Saved entries
....
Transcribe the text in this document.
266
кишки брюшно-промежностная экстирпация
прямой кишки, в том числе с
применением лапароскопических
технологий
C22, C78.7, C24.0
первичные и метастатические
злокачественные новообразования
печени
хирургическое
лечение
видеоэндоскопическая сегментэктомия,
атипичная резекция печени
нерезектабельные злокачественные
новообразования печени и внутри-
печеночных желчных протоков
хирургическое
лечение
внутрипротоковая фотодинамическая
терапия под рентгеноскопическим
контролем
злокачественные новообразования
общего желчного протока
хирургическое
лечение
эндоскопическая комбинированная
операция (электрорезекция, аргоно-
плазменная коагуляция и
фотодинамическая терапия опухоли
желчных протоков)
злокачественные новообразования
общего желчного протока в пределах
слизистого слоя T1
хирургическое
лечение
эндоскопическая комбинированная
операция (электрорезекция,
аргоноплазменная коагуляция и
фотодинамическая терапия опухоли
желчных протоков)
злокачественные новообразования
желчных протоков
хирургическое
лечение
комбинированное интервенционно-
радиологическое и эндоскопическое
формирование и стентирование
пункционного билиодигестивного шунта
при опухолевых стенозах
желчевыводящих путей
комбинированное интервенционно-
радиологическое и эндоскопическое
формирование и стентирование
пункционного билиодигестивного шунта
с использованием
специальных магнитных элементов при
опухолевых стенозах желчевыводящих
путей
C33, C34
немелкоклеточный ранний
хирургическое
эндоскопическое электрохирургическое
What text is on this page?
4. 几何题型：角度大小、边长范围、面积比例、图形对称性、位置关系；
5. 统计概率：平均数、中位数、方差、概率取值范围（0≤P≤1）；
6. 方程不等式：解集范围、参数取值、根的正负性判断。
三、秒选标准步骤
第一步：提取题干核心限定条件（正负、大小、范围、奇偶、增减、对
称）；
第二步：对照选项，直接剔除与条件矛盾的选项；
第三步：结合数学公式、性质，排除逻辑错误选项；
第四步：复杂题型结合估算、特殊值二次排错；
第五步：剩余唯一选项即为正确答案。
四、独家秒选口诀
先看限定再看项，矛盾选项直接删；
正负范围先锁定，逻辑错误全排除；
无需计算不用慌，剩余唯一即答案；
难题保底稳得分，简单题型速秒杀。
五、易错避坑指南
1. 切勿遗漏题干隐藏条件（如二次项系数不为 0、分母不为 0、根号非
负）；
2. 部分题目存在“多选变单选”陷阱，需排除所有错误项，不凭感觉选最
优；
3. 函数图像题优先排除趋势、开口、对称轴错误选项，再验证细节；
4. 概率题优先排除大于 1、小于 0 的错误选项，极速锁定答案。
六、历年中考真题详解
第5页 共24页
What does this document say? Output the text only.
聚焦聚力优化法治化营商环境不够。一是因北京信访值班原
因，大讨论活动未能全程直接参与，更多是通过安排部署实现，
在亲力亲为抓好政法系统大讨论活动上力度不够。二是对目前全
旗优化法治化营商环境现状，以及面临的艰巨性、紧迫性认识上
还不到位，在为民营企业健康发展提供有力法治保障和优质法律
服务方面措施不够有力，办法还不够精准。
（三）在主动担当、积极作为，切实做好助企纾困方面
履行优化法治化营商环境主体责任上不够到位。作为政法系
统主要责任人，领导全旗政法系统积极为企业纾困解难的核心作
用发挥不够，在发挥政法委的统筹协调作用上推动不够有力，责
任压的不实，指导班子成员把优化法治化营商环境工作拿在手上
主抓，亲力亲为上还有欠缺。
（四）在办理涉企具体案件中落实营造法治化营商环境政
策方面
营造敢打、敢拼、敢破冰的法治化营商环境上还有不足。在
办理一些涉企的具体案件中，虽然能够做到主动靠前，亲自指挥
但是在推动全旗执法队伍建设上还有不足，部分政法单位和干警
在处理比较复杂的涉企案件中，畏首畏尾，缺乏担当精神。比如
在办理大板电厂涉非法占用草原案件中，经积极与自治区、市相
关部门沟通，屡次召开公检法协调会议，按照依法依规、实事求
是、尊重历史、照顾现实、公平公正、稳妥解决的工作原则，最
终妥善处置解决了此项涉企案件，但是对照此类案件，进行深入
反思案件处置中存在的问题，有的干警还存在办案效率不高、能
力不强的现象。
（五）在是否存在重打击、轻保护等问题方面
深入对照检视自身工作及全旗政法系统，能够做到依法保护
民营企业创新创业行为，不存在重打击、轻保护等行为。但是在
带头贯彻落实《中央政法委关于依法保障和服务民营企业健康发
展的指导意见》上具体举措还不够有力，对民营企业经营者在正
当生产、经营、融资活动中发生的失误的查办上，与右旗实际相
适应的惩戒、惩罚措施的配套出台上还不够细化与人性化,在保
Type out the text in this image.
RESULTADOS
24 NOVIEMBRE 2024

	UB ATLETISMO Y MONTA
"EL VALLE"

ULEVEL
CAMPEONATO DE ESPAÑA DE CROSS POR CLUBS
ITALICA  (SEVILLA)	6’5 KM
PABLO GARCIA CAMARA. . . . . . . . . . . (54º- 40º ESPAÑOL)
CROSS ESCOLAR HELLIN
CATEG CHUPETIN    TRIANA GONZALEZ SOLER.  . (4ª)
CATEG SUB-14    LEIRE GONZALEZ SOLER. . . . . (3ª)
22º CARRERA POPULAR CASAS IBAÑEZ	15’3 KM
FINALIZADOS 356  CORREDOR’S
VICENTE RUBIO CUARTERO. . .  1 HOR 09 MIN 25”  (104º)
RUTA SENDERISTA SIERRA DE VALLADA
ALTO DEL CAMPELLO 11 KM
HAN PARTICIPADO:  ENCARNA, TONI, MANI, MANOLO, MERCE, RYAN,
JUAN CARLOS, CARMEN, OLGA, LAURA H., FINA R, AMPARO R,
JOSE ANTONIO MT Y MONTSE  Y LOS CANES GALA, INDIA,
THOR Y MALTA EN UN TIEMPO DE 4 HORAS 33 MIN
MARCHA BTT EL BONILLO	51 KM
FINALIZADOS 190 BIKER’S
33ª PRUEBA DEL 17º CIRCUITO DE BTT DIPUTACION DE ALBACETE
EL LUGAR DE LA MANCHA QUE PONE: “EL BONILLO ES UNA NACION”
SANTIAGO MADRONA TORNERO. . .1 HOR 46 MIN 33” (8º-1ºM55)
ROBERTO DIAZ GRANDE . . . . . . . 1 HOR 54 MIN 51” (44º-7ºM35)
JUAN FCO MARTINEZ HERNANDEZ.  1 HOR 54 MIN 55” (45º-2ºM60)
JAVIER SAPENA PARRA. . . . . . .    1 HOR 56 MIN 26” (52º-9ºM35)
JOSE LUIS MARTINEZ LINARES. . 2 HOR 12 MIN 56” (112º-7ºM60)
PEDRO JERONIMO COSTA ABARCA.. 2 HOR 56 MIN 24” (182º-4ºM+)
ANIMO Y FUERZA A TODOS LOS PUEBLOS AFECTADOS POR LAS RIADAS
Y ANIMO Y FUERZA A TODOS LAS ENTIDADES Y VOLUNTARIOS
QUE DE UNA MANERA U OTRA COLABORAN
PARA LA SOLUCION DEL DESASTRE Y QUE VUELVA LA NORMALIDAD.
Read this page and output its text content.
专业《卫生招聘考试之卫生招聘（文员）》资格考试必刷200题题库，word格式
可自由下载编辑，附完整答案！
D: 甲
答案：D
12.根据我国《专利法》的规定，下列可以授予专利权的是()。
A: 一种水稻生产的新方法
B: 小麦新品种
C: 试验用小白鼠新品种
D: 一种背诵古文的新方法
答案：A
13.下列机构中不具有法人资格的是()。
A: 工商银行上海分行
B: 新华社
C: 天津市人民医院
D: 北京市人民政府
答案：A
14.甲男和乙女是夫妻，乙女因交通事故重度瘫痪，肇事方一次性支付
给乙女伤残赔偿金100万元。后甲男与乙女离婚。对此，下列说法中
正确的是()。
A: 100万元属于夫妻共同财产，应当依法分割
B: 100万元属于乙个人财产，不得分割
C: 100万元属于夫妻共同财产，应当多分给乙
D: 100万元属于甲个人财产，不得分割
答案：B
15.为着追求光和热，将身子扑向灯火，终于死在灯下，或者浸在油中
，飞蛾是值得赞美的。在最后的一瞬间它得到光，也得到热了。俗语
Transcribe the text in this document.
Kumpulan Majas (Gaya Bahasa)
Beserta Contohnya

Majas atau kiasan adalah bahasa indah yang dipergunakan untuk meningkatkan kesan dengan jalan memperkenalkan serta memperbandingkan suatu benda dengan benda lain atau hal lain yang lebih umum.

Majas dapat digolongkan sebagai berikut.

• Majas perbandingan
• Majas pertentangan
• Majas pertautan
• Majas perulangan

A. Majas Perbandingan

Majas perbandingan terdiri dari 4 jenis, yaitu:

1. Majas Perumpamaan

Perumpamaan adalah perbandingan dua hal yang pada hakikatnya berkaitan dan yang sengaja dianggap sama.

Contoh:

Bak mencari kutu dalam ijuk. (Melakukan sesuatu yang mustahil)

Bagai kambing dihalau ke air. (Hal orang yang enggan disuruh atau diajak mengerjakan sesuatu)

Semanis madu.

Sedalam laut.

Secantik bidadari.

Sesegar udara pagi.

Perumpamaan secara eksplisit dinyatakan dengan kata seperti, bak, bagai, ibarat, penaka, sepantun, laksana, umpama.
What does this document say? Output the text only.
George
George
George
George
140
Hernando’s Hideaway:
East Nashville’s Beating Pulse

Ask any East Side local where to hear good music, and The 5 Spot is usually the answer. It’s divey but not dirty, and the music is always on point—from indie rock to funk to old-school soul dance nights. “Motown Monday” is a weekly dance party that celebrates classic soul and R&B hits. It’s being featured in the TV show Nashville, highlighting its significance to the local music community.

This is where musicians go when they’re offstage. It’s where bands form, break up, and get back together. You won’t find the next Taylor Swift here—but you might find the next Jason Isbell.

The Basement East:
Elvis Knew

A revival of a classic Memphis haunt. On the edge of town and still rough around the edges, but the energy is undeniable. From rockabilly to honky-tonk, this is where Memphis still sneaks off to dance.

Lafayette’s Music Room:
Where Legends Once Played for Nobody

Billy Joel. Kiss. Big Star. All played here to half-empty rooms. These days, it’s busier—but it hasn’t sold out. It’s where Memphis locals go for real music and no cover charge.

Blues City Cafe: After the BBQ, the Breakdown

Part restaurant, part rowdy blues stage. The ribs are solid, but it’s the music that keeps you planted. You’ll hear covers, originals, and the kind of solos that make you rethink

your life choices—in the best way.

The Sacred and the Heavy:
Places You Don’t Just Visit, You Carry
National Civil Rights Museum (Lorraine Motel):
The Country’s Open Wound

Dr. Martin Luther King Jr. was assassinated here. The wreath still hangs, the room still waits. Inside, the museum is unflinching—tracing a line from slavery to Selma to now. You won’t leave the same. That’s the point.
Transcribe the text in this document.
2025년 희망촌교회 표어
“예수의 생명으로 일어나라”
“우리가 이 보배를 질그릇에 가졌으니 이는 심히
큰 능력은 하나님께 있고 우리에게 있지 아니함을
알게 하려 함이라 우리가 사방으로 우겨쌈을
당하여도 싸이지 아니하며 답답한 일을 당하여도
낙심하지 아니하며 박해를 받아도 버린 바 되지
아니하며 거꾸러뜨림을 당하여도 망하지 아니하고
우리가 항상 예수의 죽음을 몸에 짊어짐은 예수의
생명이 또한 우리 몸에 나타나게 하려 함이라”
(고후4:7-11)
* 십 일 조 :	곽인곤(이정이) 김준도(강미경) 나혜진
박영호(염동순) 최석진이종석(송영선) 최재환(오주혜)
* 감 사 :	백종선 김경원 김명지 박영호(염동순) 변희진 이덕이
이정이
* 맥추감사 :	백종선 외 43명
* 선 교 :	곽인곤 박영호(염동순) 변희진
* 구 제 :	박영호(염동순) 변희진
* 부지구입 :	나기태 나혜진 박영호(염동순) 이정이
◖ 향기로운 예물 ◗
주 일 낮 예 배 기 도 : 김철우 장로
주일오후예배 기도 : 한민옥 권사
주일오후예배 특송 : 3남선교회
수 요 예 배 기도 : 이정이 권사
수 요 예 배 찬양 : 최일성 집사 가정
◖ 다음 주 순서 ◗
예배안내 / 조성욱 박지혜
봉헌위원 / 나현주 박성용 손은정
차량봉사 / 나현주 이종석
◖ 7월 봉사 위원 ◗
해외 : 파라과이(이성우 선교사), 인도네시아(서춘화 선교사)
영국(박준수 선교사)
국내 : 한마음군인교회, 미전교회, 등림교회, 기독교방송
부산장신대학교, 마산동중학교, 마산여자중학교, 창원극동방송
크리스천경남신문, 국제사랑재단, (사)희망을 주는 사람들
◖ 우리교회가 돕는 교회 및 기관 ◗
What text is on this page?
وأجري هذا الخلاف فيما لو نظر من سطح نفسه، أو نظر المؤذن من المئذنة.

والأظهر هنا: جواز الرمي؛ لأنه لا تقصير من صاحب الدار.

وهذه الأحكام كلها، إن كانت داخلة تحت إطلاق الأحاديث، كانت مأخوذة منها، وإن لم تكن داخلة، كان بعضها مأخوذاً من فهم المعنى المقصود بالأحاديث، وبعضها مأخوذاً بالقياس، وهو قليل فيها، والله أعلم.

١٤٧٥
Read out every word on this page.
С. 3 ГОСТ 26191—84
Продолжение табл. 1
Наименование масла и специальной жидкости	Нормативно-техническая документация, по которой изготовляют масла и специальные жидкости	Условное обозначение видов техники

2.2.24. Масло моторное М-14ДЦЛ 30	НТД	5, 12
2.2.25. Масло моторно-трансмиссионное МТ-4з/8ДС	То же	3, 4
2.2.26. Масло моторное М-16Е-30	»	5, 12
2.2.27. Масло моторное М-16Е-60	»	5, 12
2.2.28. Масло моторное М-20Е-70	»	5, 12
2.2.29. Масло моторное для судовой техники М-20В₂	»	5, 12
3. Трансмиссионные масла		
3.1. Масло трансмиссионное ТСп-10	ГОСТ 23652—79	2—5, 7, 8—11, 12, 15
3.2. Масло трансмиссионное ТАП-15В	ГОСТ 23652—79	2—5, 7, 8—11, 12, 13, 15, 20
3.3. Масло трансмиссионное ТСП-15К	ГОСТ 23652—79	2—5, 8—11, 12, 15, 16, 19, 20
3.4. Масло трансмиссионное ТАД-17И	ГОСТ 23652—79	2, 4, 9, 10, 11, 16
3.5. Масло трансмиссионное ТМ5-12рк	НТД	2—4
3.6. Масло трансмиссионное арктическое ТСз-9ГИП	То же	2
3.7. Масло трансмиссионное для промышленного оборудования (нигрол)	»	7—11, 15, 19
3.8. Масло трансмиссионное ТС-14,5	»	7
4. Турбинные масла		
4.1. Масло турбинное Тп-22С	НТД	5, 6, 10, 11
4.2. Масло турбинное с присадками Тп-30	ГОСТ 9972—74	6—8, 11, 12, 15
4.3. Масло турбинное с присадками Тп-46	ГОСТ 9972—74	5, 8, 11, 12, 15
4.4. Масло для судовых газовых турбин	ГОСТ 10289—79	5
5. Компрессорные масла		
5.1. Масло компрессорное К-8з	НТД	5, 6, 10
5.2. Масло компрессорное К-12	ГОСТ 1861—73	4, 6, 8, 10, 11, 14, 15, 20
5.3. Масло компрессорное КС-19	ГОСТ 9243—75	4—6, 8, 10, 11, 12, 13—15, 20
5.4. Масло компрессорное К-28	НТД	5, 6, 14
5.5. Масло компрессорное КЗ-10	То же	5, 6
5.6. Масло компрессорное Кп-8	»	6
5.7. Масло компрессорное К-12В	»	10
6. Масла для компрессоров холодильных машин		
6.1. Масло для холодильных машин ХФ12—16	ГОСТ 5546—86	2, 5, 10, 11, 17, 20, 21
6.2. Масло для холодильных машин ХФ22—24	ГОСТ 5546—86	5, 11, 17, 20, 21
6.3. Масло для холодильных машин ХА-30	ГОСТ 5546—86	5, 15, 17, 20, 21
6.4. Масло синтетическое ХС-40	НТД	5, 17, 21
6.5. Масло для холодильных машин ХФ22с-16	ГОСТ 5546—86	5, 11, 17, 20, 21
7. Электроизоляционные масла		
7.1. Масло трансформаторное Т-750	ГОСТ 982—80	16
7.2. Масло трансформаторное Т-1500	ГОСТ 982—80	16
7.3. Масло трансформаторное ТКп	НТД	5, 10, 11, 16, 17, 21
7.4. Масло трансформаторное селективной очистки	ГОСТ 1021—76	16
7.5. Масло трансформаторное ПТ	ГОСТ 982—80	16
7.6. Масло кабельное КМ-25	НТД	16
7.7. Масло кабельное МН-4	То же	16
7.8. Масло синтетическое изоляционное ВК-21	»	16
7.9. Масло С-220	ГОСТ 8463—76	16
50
....
TASK REQUIREMENTS
Show every line that contains the word "Memphis".

COMPLETED EXERCISE
A revival of a classic Memphis haunt. On the edge of town and still rough around the edges, but the energy is undeniable. From rockabilly to honky-tonk, this is where Memphis still sneaks off to dance.
Billy Joel. Kiss. Big Star. All played here to half-empty rooms. These days, it’s busier—but it hasn’t sold out. It’s where Memphis locals go for real music and no cover charge.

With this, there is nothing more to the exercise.